(Stored items)
_ _ _
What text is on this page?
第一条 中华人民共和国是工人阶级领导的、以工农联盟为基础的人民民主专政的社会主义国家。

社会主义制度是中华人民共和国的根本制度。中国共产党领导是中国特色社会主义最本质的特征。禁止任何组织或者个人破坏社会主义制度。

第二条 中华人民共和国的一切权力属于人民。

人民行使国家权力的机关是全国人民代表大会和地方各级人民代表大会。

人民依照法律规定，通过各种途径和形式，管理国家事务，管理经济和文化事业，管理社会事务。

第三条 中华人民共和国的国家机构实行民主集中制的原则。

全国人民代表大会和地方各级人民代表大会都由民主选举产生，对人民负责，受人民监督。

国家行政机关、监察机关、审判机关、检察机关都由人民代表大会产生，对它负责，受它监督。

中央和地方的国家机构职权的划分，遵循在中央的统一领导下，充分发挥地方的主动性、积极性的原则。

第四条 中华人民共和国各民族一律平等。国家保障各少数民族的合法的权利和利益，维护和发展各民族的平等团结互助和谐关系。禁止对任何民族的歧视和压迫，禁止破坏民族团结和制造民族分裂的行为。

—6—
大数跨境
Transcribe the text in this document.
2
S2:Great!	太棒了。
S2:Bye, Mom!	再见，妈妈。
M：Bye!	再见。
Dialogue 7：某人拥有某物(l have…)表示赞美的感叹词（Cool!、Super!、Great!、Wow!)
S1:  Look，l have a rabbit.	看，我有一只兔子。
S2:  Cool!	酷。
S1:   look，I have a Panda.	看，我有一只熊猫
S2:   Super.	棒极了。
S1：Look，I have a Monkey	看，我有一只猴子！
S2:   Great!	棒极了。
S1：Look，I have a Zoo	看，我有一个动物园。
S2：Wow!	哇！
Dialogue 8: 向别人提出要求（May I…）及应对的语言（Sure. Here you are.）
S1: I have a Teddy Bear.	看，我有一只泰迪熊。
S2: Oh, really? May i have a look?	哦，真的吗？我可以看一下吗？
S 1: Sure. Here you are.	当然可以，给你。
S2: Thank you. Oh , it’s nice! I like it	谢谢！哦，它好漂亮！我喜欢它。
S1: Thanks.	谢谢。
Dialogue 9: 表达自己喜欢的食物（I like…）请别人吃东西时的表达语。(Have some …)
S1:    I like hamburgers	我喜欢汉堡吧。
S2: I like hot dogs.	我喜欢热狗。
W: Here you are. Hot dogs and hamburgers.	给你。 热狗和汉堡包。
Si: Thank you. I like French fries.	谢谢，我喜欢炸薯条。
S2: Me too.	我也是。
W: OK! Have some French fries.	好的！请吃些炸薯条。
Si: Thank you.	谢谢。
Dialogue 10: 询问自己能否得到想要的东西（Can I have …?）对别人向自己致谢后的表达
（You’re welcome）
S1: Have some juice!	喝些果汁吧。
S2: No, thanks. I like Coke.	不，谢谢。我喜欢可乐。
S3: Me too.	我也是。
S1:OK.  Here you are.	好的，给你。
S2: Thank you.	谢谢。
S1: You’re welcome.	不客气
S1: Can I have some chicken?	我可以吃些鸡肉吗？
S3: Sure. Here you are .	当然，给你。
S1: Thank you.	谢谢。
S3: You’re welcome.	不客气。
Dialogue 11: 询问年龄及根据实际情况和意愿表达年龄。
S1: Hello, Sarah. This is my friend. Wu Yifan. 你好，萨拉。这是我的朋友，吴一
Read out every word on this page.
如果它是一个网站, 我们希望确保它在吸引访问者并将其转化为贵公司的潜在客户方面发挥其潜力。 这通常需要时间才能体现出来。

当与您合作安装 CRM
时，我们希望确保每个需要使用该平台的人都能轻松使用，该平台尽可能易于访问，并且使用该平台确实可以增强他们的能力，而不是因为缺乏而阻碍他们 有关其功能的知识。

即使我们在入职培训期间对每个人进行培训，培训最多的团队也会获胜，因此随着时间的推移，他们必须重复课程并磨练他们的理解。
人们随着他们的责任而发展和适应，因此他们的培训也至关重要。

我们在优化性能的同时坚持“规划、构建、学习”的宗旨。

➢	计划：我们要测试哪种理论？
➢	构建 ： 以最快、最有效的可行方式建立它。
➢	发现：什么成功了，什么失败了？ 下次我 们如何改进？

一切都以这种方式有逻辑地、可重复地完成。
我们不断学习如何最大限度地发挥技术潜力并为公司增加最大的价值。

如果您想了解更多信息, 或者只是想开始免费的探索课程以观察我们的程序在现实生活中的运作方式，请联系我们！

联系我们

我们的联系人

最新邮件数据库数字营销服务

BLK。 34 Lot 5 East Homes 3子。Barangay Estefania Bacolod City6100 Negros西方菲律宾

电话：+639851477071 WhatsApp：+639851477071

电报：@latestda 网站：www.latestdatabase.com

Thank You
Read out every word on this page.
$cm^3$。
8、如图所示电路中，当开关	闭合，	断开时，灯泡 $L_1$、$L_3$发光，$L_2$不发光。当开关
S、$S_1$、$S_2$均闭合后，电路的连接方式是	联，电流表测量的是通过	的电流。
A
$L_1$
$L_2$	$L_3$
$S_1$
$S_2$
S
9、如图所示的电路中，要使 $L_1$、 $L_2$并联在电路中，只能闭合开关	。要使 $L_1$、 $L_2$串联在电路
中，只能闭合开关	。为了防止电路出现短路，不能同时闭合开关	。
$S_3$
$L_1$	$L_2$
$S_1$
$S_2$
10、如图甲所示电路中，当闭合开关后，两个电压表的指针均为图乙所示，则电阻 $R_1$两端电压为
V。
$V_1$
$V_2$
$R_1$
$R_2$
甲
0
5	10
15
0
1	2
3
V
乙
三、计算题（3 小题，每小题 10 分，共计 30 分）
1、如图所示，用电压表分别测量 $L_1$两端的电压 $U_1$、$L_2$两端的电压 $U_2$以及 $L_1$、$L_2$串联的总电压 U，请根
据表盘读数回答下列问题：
_ _ _
▶ _STATED TASK_
Write down the full listing again, exactly.

▶ _TASK RESULT_
What text is on this page?
第一条 中华人民共和国是工人阶级领导的、以工农联盟为基础的人民民主专政的社会主义国家。

社会主义制度是中华人民共和国的根本制度。中国共产党领导是中国特色社会主义最本质的特征。禁止任何组织或者个人破坏社会主义制度。

第二条 中华人民共和国的一切权力属于人民。

人民行使国家权力的机关是全国人民代表大会和地方各级人民代表大会。

人民依照法律规定，通过各种途径和形式，管理国家事务，管理经济和文化事业，管理社会事务。

第三条 中华人民共和国的国家机构实行民主集中制的原则。

全国人民代表大会和地方各级人民代表大会都由民主选举产生，对人民负责，受人民监督。

国家行政机关、监察机关、审判机关、检察机关都由人民代表大会产生，对它负责，受它监督。

中央和地方的国家机构职权的划分，遵循在中央的统一领导下，充分发挥地方的主动性、积极性的原则。

第四条 中华人民共和国各民族一律平等。国家保障各少数民族的合法的权利和利益，维护和发展各民族的平等团结互助和谐关系。禁止对任何民族的歧视和压迫，禁止破坏民族团结和制造民族分裂的行为。

—6—
大数跨境
Transcribe the text in this document.
2
S2:Great!	太棒了。
S2:Bye, Mom!	再见，妈妈。
M：Bye!	再见。
Dialogue 7：某人拥有某物(l have…)表示赞美的感叹词（Cool!、Super!、Great!、Wow!)
S1:  Look，l have a rabbit.	看，我有一只兔子。
S2:  Cool!	酷。
S1:   look，I have a Panda.	看，我有一只熊猫
S2:   Super.	棒极了。
S1：Look，I have a Monkey	看，我有一只猴子！
S2:   Great!	棒极了。
S1：Look，I have a Zoo	看，我有一个动物园。
S2：Wow!	哇！
Dialogue 8: 向别人提出要求（May I…）及应对的语言（Sure. Here you are.）
S1: I have a Teddy Bear.	看，我有一只泰迪熊。
S2: Oh, really? May i have a look?	哦，真的吗？我可以看一下吗？
S 1: Sure. Here you are.	当然可以，给你。
S2: Thank you. Oh , it’s nice! I like it	谢谢！哦，它好漂亮！我喜欢它。
S1: Thanks.	谢谢。
Dialogue 9: 表达自己喜欢的食物（I like…）请别人吃东西时的表达语。(Have some …)
S1:    I like hamburgers	我喜欢汉堡吧。
S2: I like hot dogs.	我喜欢热狗。
W: Here you are. Hot dogs and hamburgers.	给你。 热狗和汉堡包。
Si: Thank you. I like French fries.	谢谢，我喜欢炸薯条。
S2: Me too.	我也是。
W: OK! Have some French fries.	好的！请吃些炸薯条。
Si: Thank you.	谢谢。
Dialogue 10: 询问自己能否得到想要的东西（Can I have …?）对别人向自己致谢后的表达
（You’re welcome）
S1: Have some juice!	喝些果汁吧。
S2: No, thanks. I like Coke.	不，谢谢。我喜欢可乐。
S3: Me too.	我也是。
S1:OK.  Here you are.	好的，给你。
S2: Thank you.	谢谢。
S1: You’re welcome.	不客气
S1: Can I have some chicken?	我可以吃些鸡肉吗？
S3: Sure. Here you are .	当然，给你。
S1: Thank you.	谢谢。
S3: You’re welcome.	不客气。
Dialogue 11: 询问年龄及根据实际情况和意愿表达年龄。
S1: Hello, Sarah. This is my friend. Wu Yifan. 你好，萨拉。这是我的朋友，吴一
Read out every word on this page.
如果它是一个网站, 我们希望确保它在吸引访问者并将其转化为贵公司的潜在客户方面发挥其潜力。 这通常需要时间才能体现出来。

当与您合作安装 CRM
时，我们希望确保每个需要使用该平台的人都能轻松使用，该平台尽可能易于访问，并且使用该平台确实可以增强他们的能力，而不是因为缺乏而阻碍他们 有关其功能的知识。

即使我们在入职培训期间对每个人进行培训，培训最多的团队也会获胜，因此随着时间的推移，他们必须重复课程并磨练他们的理解。
人们随着他们的责任而发展和适应，因此他们的培训也至关重要。

我们在优化性能的同时坚持“规划、构建、学习”的宗旨。

➢	计划：我们要测试哪种理论？
➢	构建 ： 以最快、最有效的可行方式建立它。
➢	发现：什么成功了，什么失败了？ 下次我 们如何改进？

一切都以这种方式有逻辑地、可重复地完成。
我们不断学习如何最大限度地发挥技术潜力并为公司增加最大的价值。

如果您想了解更多信息, 或者只是想开始免费的探索课程以观察我们的程序在现实生活中的运作方式，请联系我们！

联系我们

我们的联系人

最新邮件数据库数字营销服务

BLK。 34 Lot 5 East Homes 3子。Barangay Estefania Bacolod City6100 Negros西方菲律宾

电话：+639851477071 WhatsApp：+639851477071

电报：@latestda 网站：www.latestdatabase.com

Thank You
Read out every word on this page.
$cm^3$。
8、如图所示电路中，当开关	闭合，	断开时，灯泡 $L_1$、$L_3$发光，$L_2$不发光。当开关
S、$S_1$、$S_2$均闭合后，电路的连接方式是	联，电流表测量的是通过	的电流。
A
$L_1$
$L_2$	$L_3$
$S_1$
$S_2$
S
9、如图所示的电路中，要使 $L_1$、 $L_2$并联在电路中，只能闭合开关	。要使 $L_1$、 $L_2$串联在电路
中，只能闭合开关	。为了防止电路出现短路，不能同时闭合开关	。
$S_3$
$L_1$	$L_2$
$S_1$
$S_2$
10、如图甲所示电路中，当闭合开关后，两个电压表的指针均为图乙所示，则电阻 $R_1$两端电压为
V。
$V_1$
$V_2$
$R_1$
$R_2$
甲
0
5	10
15
0
1	2
3
V
乙
三、计算题（3 小题，每小题 10 分，共计 30 分）
1、如图所示，用电压表分别测量 $L_1$两端的电压 $U_1$、$L_2$两端的电压 $U_2$以及 $L_1$、$L_2$串联的总电压 U，请根
据表盘读数回答下列问题：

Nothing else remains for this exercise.